■ **Task details**: Find the string "JSON" in the records. Copy every line it appears in.

= = =

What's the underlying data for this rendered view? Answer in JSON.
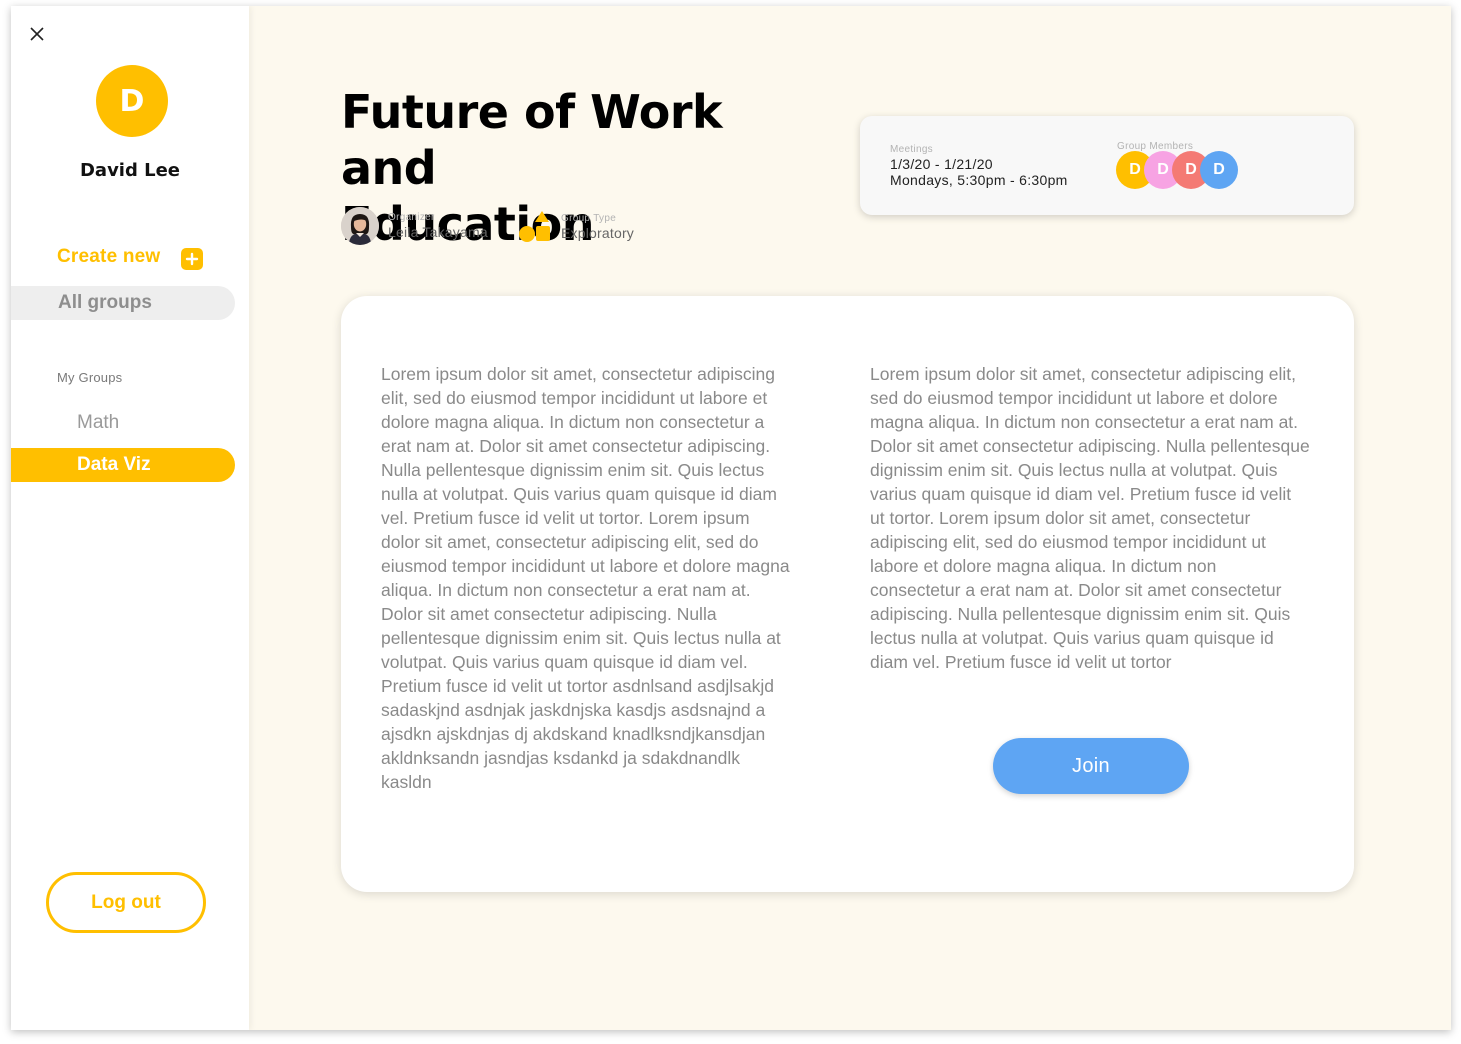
{
  "sidebar": {
    "avatar_initial": "D",
    "user_name": "David Lee",
    "create_new_label": "Create new",
    "all_groups_label": "All groups",
    "my_groups_title": "My Groups",
    "groups": [
      "Math",
      "Data Viz"
    ],
    "active_group": "Data Viz",
    "logout_label": "Log out"
  },
  "group": {
    "title_line1": "Future of Work and",
    "title_line2": "Education",
    "organizer_label": "Organizer",
    "organizer_name": "Leila Takayama",
    "type_label": "Group Type",
    "type_value": "Exploratory"
  },
  "info": {
    "meetings_label": "Meetings",
    "date_range": "1/3/20 - 1/21/20",
    "schedule": "Mondays, 5:30pm - 6:30pm",
    "members_label": "Group Members",
    "members": [
      {
        "initial": "D",
        "color": "#ffbf00"
      },
      {
        "initial": "D",
        "color": "#f7a3e3"
      },
      {
        "initial": "D",
        "color": "#f47a74"
      },
      {
        "initial": "D",
        "color": "#5ea5f3"
      }
    ]
  },
  "description": {
    "left": "Lorem ipsum dolor sit amet, consectetur adipiscing elit, sed do eiusmod tempor incididunt ut labore et dolore magna aliqua. In dictum non consectetur a erat nam at. Dolor sit amet consectetur adipiscing. Nulla pellentesque dignissim enim sit. Quis lectus nulla at volutpat. Quis varius quam quisque id diam vel. Pretium fusce id velit ut tortor. Lorem ipsum dolor sit amet, consectetur adipiscing elit, sed do eiusmod tempor incididunt ut labore et dolore magna aliqua. In dictum non consectetur a erat nam at. Dolor sit amet consectetur adipiscing. Nulla pellentesque dignissim enim sit. Quis lectus nulla at volutpat. Quis varius quam quisque id diam vel. Pretium fusce id velit ut tortor asdnlsand asdjlsakjd sadaskjnd asdnjak jaskdnjska kasdjs asdsnajnd a ajsdkn ajskdnjas dj akdskand knadlksndjkansdjan akldnksandn jasndjas  ksdankd ja sdakdnandlk kasldn",
    "right": "Lorem ipsum dolor sit amet, consectetur adipiscing elit, sed do eiusmod tempor incididunt ut labore et dolore magna aliqua. In dictum non consectetur a erat nam at. Dolor sit amet consectetur adipiscing. Nulla pellentesque dignissim enim sit. Quis lectus nulla at volutpat. Quis varius quam quisque id diam vel. Pretium fusce id velit ut tortor. Lorem ipsum dolor sit amet, consectetur adipiscing elit, sed do eiusmod tempor incididunt ut labore et dolore magna aliqua. In dictum non consectetur a erat nam at. Dolor sit amet consectetur adipiscing. Nulla pellentesque dignissim enim sit. Quis lectus nulla at volutpat. Quis varius quam quisque id diam vel. Pretium fusce id velit ut tortor"
  },
  "join_label": "Join",
  "colors": {
    "accent": "#ffbf00",
    "join": "#5ea5f3",
    "background": "#fdf9ee"
  }
}
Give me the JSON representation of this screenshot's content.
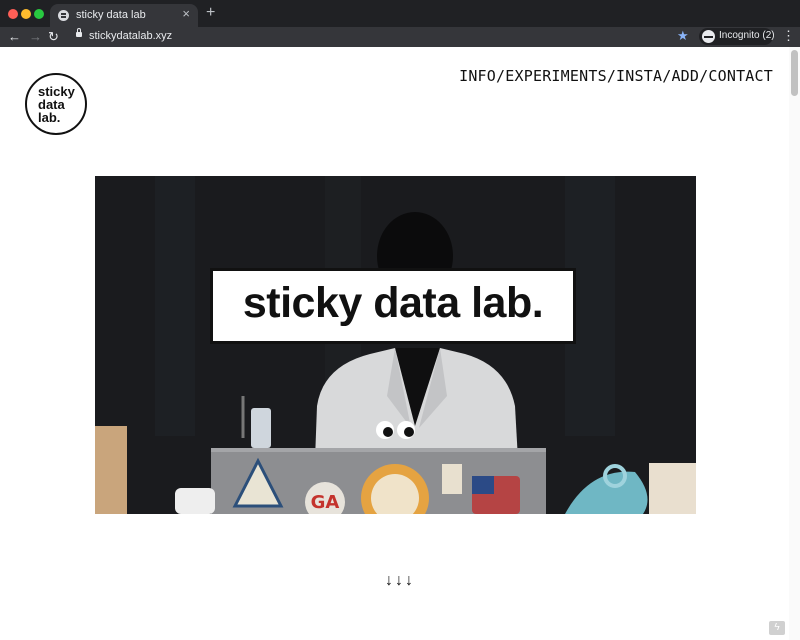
{
  "browser": {
    "tab_title": "sticky data lab",
    "url": "stickydatalab.xyz",
    "incognito_label": "Incognito (2)",
    "icons": [
      "back-icon",
      "forward-icon",
      "reload-icon",
      "lock-icon",
      "star-icon",
      "incognito-icon",
      "menu-icon"
    ]
  },
  "logo": {
    "line1": "sticky",
    "line2": "data",
    "line3": "lab."
  },
  "nav": {
    "items": [
      {
        "label": "INFO"
      },
      {
        "label": "EXPERIMENTS"
      },
      {
        "label": "INSTA"
      },
      {
        "label": "ADD"
      },
      {
        "label": "CONTACT"
      }
    ],
    "separator": "/"
  },
  "hero": {
    "title": "sticky data lab."
  },
  "scroll_hint": "↓↓↓"
}
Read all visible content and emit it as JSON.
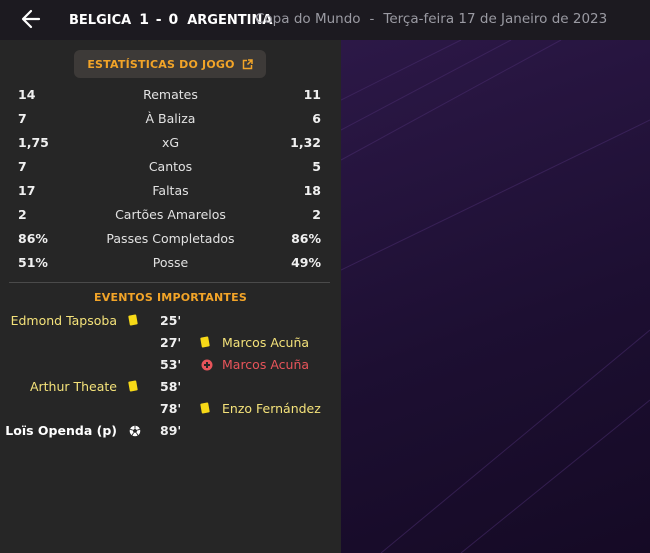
{
  "header": {
    "home_team": "BELGICA",
    "score": "1 - 0",
    "away_team": "ARGENTINA",
    "competition": "Copa do Mundo",
    "separator": "-",
    "date": "Terça-feira 17 de Janeiro de 2023"
  },
  "stats_button": {
    "label": "ESTATÍSTICAS DO JOGO",
    "icon": "external-link-icon"
  },
  "stats": [
    {
      "home": "14",
      "name": "Remates",
      "away": "11"
    },
    {
      "home": "7",
      "name": "À Baliza",
      "away": "6"
    },
    {
      "home": "1,75",
      "name": "xG",
      "away": "1,32"
    },
    {
      "home": "7",
      "name": "Cantos",
      "away": "5"
    },
    {
      "home": "17",
      "name": "Faltas",
      "away": "18"
    },
    {
      "home": "2",
      "name": "Cartões Amarelos",
      "away": "2"
    },
    {
      "home": "86%",
      "name": "Passes Completados",
      "away": "86%"
    },
    {
      "home": "51%",
      "name": "Posse",
      "away": "49%"
    }
  ],
  "events_title": "EVENTOS IMPORTANTES",
  "events": [
    {
      "minute": "25'",
      "home_player": "Edmond Tapsoba",
      "home_icon": "yellow-card-icon",
      "away_player": "",
      "away_icon": ""
    },
    {
      "minute": "27'",
      "home_player": "",
      "home_icon": "",
      "away_player": "Marcos Acuña",
      "away_icon": "yellow-card-icon"
    },
    {
      "minute": "53'",
      "home_player": "",
      "home_icon": "",
      "away_player": "Marcos Acuña",
      "away_icon": "injury-icon"
    },
    {
      "minute": "58'",
      "home_player": "Arthur Theate",
      "home_icon": "yellow-card-icon",
      "away_player": "",
      "away_icon": ""
    },
    {
      "minute": "78'",
      "home_player": "",
      "home_icon": "",
      "away_player": "Enzo Fernández",
      "away_icon": "yellow-card-icon"
    },
    {
      "minute": "89'",
      "home_player": "Loïs Openda (p)",
      "home_icon": "goal-ball-icon",
      "away_player": "",
      "away_icon": ""
    }
  ],
  "colors": {
    "accent": "#f2a428",
    "yellow_card": "#f7d917",
    "injury_red": "#e8545a",
    "panel_bg": "#262626",
    "purple_bg": "#2c1847"
  }
}
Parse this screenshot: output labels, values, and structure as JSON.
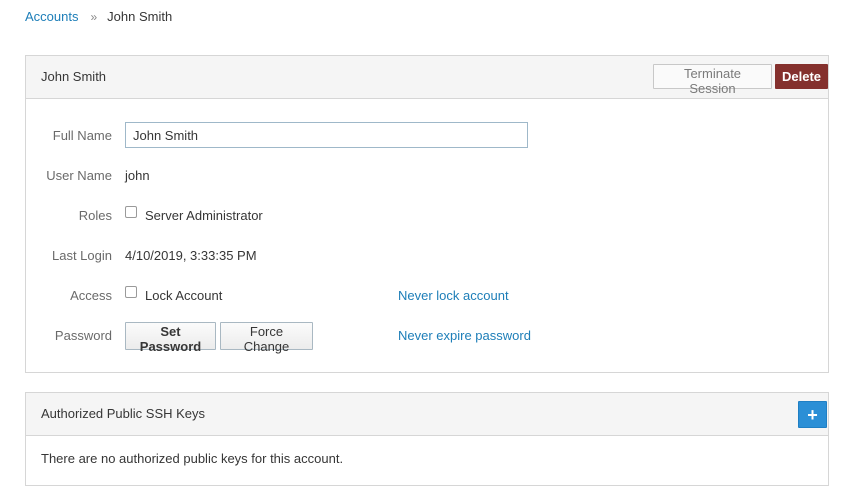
{
  "breadcrumb": {
    "root": "Accounts",
    "separator": "»",
    "current": "John Smith"
  },
  "account_panel": {
    "title": "John Smith",
    "terminate_label": "Terminate Session",
    "delete_label": "Delete",
    "fields": {
      "full_name_label": "Full Name",
      "full_name_value": "John Smith",
      "user_name_label": "User Name",
      "user_name_value": "john",
      "roles_label": "Roles",
      "roles_option": "Server Administrator",
      "last_login_label": "Last Login",
      "last_login_value": "4/10/2019, 3:33:35 PM",
      "access_label": "Access",
      "lock_option": "Lock Account",
      "lock_link": "Never lock account",
      "password_label": "Password",
      "set_password_label": "Set Password",
      "force_change_label": "Force Change",
      "expire_link": "Never expire password"
    }
  },
  "ssh_panel": {
    "title": "Authorized Public SSH Keys",
    "add_icon": "+",
    "empty_message": "There are no authorized public keys for this account."
  },
  "colors": {
    "link": "#1d7eb8",
    "danger": "#84302d",
    "primary": "#2b8fd6"
  }
}
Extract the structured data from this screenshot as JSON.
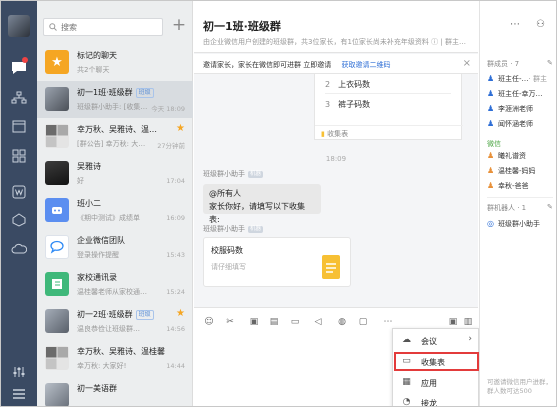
{
  "search": {
    "placeholder": "搜索"
  },
  "chats": [
    {
      "name": "标记的聊天",
      "sub": "共2个聊天",
      "time": "",
      "tag": "",
      "starred": false,
      "avatar": "star"
    },
    {
      "name": "初一1班·班级群",
      "sub": "班级群小助手: [收集…",
      "time": "今天 18:09",
      "tag": "班级",
      "starred": false,
      "avatar": "photo-a"
    },
    {
      "name": "幸万秋、吴雅诗、温…",
      "sub": "[群公告] 幸万秋: 大…",
      "time": "27分钟前",
      "tag": "",
      "starred": true,
      "avatar": "grid"
    },
    {
      "name": "吴雅诗",
      "sub": "好",
      "time": "17:04",
      "tag": "",
      "starred": false,
      "avatar": "photo-b"
    },
    {
      "name": "班小二",
      "sub": "《期中测试》成绩单",
      "time": "16:09",
      "tag": "",
      "starred": false,
      "avatar": "blue"
    },
    {
      "name": "企业微信团队",
      "sub": "登录操作提醒",
      "time": "15:43",
      "tag": "",
      "starred": false,
      "avatar": "wecom"
    },
    {
      "name": "家校通讯录",
      "sub": "温桂馨老师从家校通…",
      "time": "15:24",
      "tag": "",
      "starred": false,
      "avatar": "green"
    },
    {
      "name": "初一2班·班级群",
      "sub": "温良恭俭让班级群…",
      "time": "14:56",
      "tag": "班级",
      "starred": true,
      "avatar": "photo-c"
    },
    {
      "name": "幸万秋、吴雅诗、温桂馨",
      "sub": "幸万秋: 大家好!",
      "time": "14:44",
      "tag": "",
      "starred": false,
      "avatar": "grid"
    },
    {
      "name": "初一美语群",
      "sub": "",
      "time": "",
      "tag": "",
      "starred": false,
      "avatar": "photo-d"
    }
  ],
  "header": {
    "title": "初一1班·班级群",
    "subtitle": "由企业微信用户创建的班级群，共3位家长，有1位家长尚未补充年级资料 ⓘ | 群主…"
  },
  "notice": {
    "text": "邀请家长，家长在微信即可进群 立即邀请",
    "link": "获取邀请二维码"
  },
  "collect_card": {
    "items": [
      {
        "num": "2",
        "text": "上衣码数"
      },
      {
        "num": "3",
        "text": "裤子码数"
      }
    ],
    "footer": "收集表"
  },
  "messages": {
    "time": "18:09",
    "sender": "班级群小助手",
    "bot_tag": "机器",
    "bubble_line1": "@所有人",
    "bubble_line2": "家长你好，请填写以下收集表:",
    "card_title": "校服码数",
    "card_hint": "请仔细填写"
  },
  "menu": {
    "items": [
      {
        "label": "会议",
        "icon": "meeting-icon"
      },
      {
        "label": "收集表",
        "icon": "form-icon"
      },
      {
        "label": "应用",
        "icon": "apps-icon"
      },
      {
        "label": "接龙",
        "icon": "relay-icon"
      }
    ]
  },
  "members": {
    "heading": "群成员 · 7",
    "wework": [
      {
        "name": "班主任-…",
        "note": "· 群主"
      },
      {
        "name": "班主任-幸万…",
        "note": ""
      },
      {
        "name": "李涯洲老师",
        "note": ""
      },
      {
        "name": "闻怀涵老师",
        "note": ""
      }
    ],
    "wechat_label": "微信",
    "wechat": [
      {
        "name": "曦礼谱资"
      },
      {
        "name": "温桂馨-妈妈"
      },
      {
        "name": "幸秋-爸爸"
      }
    ],
    "bots_heading": "群机器人 · 1",
    "bots": [
      {
        "name": "班级群小助手"
      }
    ],
    "footer": "可邀请微信用户进群，群人数可达500"
  },
  "colors": {
    "nav": "#3a4a63",
    "accent": "#2f6fd6",
    "highlight": "#e33b3b"
  }
}
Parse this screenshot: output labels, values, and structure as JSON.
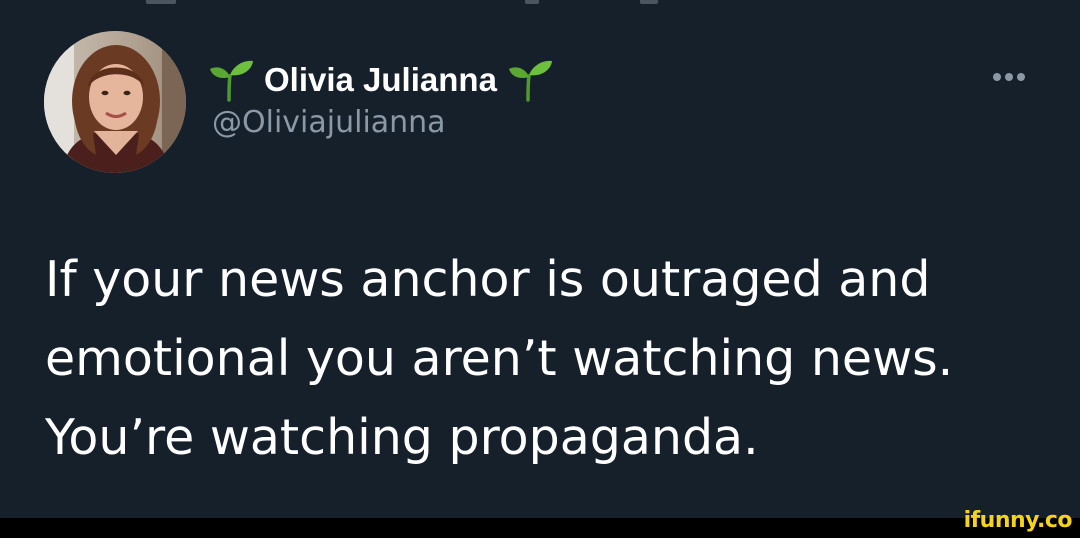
{
  "tweet": {
    "author": {
      "display_name": "Olivia Julianna",
      "handle": "@Oliviajulianna",
      "name_prefix_icon": "seedling-icon",
      "name_suffix_icon": "seedling-icon"
    },
    "text_lines": [
      "If your news anchor is outraged and",
      "emotional you aren’t watching news.",
      "You’re watching propaganda."
    ],
    "more_icon": "more-dots-icon"
  },
  "watermark": {
    "text": "ifunny.co"
  },
  "colors": {
    "background": "#15202b",
    "primary_text": "#ffffff",
    "secondary_text": "#8b98a5",
    "watermark": "#f7d21c",
    "seedling_green": "#5aa832"
  }
}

= = =

■ **Output for this exercise**:
What's the underlying data for this rendered view? Answer in JSON.
Give me the JSON representation of this screenshot's content.
Read all visible content and emit it as JSON.
Parse this screenshot: output labels, values, and structure as JSON.
Extract the structured data from this screenshot as JSON.
Parse this screenshot: output labels, values, and structure as JSON.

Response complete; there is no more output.